- [TO BE DONE]
Retype precisely the section of the data that starts at the line containing "What's the underlying" and runs to its final line, ends included.

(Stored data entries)
-=-=-=-=-
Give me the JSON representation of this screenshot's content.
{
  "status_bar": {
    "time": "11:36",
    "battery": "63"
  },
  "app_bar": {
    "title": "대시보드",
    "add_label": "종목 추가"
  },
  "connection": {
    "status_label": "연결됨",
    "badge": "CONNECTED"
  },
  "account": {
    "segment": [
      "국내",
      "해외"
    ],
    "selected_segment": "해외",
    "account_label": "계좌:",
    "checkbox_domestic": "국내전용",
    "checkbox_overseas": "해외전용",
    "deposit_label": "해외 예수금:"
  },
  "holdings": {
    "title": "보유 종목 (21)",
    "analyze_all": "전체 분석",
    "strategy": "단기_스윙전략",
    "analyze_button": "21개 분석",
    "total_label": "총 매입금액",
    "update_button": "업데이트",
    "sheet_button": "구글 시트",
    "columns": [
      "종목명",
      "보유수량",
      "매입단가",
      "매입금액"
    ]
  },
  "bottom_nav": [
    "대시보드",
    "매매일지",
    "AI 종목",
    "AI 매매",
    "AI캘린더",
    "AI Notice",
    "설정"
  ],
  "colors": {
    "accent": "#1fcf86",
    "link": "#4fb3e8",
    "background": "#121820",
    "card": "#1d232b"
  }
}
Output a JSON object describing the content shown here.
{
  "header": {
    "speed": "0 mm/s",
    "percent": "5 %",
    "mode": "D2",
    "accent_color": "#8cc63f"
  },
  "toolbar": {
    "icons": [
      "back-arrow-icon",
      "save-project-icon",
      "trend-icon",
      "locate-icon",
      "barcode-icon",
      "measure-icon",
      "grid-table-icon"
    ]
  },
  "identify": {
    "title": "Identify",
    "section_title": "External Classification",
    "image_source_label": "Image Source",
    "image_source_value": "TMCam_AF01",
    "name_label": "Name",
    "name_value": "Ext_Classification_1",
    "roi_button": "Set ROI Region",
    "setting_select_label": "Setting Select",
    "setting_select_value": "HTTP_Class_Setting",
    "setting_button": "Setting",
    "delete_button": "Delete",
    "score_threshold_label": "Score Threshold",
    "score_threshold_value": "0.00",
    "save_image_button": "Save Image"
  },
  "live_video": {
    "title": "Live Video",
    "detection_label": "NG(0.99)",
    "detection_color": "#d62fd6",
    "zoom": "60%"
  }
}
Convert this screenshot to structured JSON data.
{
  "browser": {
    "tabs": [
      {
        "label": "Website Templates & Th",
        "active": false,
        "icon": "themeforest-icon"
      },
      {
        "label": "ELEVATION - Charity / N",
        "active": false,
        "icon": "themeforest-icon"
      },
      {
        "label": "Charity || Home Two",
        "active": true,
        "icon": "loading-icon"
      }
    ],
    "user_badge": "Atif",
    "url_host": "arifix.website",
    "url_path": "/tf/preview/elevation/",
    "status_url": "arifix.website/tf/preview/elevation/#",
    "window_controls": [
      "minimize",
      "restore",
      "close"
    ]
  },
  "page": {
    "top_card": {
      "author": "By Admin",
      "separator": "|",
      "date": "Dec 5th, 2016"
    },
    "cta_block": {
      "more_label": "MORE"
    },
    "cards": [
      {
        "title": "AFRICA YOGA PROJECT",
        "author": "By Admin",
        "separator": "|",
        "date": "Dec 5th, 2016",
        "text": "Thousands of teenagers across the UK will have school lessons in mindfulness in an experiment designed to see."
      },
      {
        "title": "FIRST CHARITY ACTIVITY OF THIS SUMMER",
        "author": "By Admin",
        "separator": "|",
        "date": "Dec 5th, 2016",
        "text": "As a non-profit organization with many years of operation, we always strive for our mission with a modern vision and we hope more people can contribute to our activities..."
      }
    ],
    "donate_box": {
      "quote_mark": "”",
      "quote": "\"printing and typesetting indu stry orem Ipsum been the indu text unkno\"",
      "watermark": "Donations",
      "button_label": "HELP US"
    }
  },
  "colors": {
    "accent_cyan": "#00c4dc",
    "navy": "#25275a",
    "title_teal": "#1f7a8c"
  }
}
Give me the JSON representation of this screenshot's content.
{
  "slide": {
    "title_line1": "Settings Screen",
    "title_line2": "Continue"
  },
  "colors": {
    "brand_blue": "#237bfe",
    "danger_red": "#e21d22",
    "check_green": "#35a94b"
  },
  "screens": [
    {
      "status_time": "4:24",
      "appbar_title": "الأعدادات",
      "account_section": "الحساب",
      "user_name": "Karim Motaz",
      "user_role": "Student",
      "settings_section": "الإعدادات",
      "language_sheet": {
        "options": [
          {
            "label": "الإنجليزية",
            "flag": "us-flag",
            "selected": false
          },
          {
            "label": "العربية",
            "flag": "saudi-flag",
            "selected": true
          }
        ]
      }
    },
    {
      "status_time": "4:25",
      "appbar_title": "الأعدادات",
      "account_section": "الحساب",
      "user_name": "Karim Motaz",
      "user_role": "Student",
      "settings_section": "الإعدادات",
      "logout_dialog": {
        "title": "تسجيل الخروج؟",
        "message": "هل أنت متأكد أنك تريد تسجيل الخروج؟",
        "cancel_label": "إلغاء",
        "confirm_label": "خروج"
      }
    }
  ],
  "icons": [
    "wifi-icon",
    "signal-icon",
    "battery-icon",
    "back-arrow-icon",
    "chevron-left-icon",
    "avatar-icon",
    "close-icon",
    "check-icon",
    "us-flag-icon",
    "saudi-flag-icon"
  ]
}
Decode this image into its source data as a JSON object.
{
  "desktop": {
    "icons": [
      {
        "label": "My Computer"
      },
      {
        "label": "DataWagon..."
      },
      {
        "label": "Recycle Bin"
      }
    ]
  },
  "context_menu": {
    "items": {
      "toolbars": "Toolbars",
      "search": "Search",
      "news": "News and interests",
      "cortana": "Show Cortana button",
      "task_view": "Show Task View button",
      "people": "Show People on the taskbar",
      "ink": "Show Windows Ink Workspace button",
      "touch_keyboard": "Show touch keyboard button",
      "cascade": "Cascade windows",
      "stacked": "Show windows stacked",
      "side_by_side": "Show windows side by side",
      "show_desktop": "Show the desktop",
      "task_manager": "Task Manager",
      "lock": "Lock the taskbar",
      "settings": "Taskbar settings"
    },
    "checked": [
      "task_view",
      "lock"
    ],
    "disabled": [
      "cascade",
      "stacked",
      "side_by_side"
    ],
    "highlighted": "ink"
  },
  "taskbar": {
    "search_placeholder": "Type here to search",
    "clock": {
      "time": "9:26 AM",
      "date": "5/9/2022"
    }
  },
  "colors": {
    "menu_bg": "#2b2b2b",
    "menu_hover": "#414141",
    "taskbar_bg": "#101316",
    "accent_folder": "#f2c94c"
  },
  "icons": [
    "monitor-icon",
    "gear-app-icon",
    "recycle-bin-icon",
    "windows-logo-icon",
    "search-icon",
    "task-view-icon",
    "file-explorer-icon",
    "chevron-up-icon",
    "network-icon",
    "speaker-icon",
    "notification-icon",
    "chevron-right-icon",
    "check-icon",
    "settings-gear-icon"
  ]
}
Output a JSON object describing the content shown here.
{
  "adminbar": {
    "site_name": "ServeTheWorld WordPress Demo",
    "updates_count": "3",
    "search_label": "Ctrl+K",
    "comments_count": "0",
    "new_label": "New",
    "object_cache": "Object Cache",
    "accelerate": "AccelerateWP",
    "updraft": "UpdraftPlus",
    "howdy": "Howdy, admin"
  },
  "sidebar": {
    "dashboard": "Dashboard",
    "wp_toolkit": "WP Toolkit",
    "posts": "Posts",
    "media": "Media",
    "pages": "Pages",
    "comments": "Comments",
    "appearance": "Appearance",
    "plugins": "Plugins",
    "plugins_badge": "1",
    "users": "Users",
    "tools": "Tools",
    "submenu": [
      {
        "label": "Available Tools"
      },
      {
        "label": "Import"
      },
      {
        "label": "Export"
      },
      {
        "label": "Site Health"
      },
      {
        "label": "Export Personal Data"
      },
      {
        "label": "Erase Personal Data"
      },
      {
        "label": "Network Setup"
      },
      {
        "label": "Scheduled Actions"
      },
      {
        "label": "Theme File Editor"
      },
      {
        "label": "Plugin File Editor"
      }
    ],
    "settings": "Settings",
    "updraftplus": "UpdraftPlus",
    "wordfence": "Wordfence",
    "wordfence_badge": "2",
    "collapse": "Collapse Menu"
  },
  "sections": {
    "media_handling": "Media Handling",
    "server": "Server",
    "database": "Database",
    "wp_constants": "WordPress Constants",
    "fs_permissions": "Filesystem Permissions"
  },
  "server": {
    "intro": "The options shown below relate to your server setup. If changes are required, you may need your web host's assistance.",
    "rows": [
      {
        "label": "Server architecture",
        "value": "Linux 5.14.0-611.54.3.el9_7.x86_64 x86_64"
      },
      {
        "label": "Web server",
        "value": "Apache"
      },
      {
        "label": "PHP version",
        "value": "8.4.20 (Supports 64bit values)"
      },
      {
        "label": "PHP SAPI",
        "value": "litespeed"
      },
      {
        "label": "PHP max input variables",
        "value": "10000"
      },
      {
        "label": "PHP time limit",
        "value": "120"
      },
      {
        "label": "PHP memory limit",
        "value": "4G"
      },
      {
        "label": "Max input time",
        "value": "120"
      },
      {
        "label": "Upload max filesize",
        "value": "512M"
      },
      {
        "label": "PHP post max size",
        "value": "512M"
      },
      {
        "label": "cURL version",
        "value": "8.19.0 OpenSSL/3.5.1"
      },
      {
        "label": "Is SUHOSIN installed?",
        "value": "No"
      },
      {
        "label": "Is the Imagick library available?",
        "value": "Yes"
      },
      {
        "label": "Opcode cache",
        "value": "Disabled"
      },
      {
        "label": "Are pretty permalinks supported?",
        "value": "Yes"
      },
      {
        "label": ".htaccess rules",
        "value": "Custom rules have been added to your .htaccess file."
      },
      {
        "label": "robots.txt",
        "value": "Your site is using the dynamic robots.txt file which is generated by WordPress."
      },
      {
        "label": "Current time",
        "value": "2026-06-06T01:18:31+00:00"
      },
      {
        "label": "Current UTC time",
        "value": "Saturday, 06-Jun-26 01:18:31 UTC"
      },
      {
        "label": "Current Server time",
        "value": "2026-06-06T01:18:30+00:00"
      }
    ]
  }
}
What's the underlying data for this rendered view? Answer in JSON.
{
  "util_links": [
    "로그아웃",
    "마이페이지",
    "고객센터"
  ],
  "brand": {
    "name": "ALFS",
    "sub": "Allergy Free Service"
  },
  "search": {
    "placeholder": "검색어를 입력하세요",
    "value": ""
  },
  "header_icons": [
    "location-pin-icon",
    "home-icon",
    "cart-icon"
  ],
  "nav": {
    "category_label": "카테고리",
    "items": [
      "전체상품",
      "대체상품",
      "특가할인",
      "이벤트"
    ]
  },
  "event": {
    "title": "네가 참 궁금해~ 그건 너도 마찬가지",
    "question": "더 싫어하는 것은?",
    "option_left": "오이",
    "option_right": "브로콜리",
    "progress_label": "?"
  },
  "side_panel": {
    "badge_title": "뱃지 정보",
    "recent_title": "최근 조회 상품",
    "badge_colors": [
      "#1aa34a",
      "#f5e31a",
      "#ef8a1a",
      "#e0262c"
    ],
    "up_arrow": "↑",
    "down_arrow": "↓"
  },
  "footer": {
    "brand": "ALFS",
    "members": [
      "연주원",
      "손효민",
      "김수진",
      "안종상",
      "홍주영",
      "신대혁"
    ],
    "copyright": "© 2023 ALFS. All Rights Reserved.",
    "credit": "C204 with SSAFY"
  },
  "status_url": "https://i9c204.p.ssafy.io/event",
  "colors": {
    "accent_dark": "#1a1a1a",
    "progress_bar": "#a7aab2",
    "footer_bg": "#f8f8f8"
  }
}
-=-=-=-=-
- [COMPLETE RESPONSE]
What's the underlying data for this rendered view? Answer in JSON.
{
  "util_links": [
    "로그아웃",
    "마이페이지",
    "고객센터"
  ],
  "brand": {
    "name": "ALFS",
    "sub": "Allergy Free Service"
  },
  "search": {
    "placeholder": "검색어를 입력하세요",
    "value": ""
  },
  "header_icons": [
    "location-pin-icon",
    "home-icon",
    "cart-icon"
  ],
  "nav": {
    "category_label": "카테고리",
    "items": [
      "전체상품",
      "대체상품",
      "특가할인",
      "이벤트"
    ]
  },
  "event": {
    "title": "네가 참 궁금해~ 그건 너도 마찬가지",
    "question": "더 싫어하는 것은?",
    "option_left": "오이",
    "option_right": "브로콜리",
    "progress_label": "?"
  },
  "side_panel": {
    "badge_title": "뱃지 정보",
    "recent_title": "최근 조회 상품",
    "badge_colors": [
      "#1aa34a",
      "#f5e31a",
      "#ef8a1a",
      "#e0262c"
    ],
    "up_arrow": "↑",
    "down_arrow": "↓"
  },
  "footer": {
    "brand": "ALFS",
    "members": [
      "연주원",
      "손효민",
      "김수진",
      "안종상",
      "홍주영",
      "신대혁"
    ],
    "copyright": "© 2023 ALFS. All Rights Reserved.",
    "credit": "C204 with SSAFY"
  },
  "status_url": "https://i9c204.p.ssafy.io/event",
  "colors": {
    "accent_dark": "#1a1a1a",
    "progress_bar": "#a7aab2",
    "footer_bg": "#f8f8f8"
  }
}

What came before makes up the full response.